_Directions_
Write out the whole listing again, exactly as given.

====== Data for this task ======

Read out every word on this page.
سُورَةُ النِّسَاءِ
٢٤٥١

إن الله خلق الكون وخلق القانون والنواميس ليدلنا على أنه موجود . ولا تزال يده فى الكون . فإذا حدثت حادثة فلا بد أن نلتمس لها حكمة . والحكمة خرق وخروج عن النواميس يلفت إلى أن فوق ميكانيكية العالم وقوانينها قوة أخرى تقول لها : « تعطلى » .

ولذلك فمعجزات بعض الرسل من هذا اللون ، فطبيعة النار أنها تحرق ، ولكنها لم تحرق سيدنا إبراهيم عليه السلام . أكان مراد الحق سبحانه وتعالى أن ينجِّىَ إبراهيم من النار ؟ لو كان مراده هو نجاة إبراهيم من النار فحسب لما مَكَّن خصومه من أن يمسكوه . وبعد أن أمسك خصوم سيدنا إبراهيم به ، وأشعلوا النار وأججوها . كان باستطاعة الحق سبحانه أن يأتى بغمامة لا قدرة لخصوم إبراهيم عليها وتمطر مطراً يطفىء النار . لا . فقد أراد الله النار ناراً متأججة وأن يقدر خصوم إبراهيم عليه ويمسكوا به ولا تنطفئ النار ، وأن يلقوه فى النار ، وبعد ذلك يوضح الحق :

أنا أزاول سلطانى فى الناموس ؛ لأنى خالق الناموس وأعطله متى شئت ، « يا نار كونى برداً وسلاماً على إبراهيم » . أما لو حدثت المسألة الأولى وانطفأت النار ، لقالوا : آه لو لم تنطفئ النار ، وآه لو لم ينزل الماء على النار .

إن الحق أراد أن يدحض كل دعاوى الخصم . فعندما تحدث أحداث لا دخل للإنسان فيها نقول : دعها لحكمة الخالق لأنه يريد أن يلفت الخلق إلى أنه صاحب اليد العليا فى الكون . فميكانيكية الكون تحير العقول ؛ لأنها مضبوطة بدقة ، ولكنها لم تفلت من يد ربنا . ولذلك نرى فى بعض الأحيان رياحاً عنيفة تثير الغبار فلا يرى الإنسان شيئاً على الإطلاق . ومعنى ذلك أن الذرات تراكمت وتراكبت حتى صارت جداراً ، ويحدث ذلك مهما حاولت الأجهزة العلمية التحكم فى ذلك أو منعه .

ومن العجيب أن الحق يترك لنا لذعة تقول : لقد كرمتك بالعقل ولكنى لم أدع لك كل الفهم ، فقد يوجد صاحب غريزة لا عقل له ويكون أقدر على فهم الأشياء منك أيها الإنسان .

======

_Task response_
Read out every word on this page.
سُورَةُ النِّسَاءِ
٢٤٥١

إن الله خلق الكون وخلق القانون والنواميس ليدلنا على أنه موجود . ولا تزال يده فى الكون . فإذا حدثت حادثة فلا بد أن نلتمس لها حكمة . والحكمة خرق وخروج عن النواميس يلفت إلى أن فوق ميكانيكية العالم وقوانينها قوة أخرى تقول لها : « تعطلى » .

ولذلك فمعجزات بعض الرسل من هذا اللون ، فطبيعة النار أنها تحرق ، ولكنها لم تحرق سيدنا إبراهيم عليه السلام . أكان مراد الحق سبحانه وتعالى أن ينجِّىَ إبراهيم من النار ؟ لو كان مراده هو نجاة إبراهيم من النار فحسب لما مَكَّن خصومه من أن يمسكوه . وبعد أن أمسك خصوم سيدنا إبراهيم به ، وأشعلوا النار وأججوها . كان باستطاعة الحق سبحانه أن يأتى بغمامة لا قدرة لخصوم إبراهيم عليها وتمطر مطراً يطفىء النار . لا . فقد أراد الله النار ناراً متأججة وأن يقدر خصوم إبراهيم عليه ويمسكوا به ولا تنطفئ النار ، وأن يلقوه فى النار ، وبعد ذلك يوضح الحق :

أنا أزاول سلطانى فى الناموس ؛ لأنى خالق الناموس وأعطله متى شئت ، « يا نار كونى برداً وسلاماً على إبراهيم » . أما لو حدثت المسألة الأولى وانطفأت النار ، لقالوا : آه لو لم تنطفئ النار ، وآه لو لم ينزل الماء على النار .

إن الحق أراد أن يدحض كل دعاوى الخصم . فعندما تحدث أحداث لا دخل للإنسان فيها نقول : دعها لحكمة الخالق لأنه يريد أن يلفت الخلق إلى أنه صاحب اليد العليا فى الكون . فميكانيكية الكون تحير العقول ؛ لأنها مضبوطة بدقة ، ولكنها لم تفلت من يد ربنا . ولذلك نرى فى بعض الأحيان رياحاً عنيفة تثير الغبار فلا يرى الإنسان شيئاً على الإطلاق . ومعنى ذلك أن الذرات تراكمت وتراكبت حتى صارت جداراً ، ويحدث ذلك مهما حاولت الأجهزة العلمية التحكم فى ذلك أو منعه .

ومن العجيب أن الحق يترك لنا لذعة تقول : لقد كرمتك بالعقل ولكنى لم أدع لك كل الفهم ، فقد يوجد صاحب غريزة لا عقل له ويكون أقدر على فهم الأشياء منك أيها الإنسان .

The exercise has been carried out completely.